-- Input material start --
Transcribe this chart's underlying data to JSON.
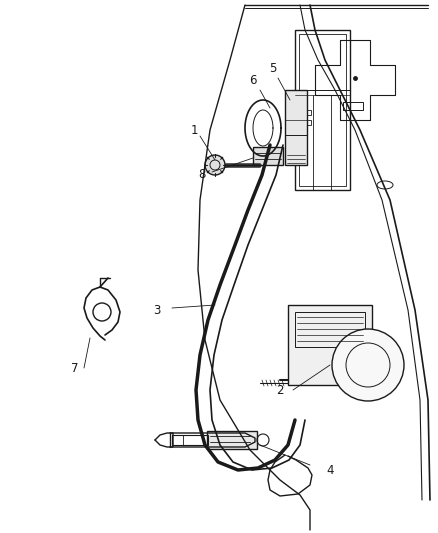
{
  "background_color": "#ffffff",
  "line_color": "#1a1a1a",
  "label_color": "#1a1a1a",
  "fig_width": 4.38,
  "fig_height": 5.33,
  "dpi": 100
}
-- Input material end --
_Your goal_
Write out all the entries exactly, except for the pictures.

_Result_
Transcribe this chart's underlying data to JSON.
{
  "background_color": "#ffffff",
  "line_color": "#1a1a1a",
  "label_color": "#1a1a1a",
  "fig_width": 4.38,
  "fig_height": 5.33,
  "dpi": 100
}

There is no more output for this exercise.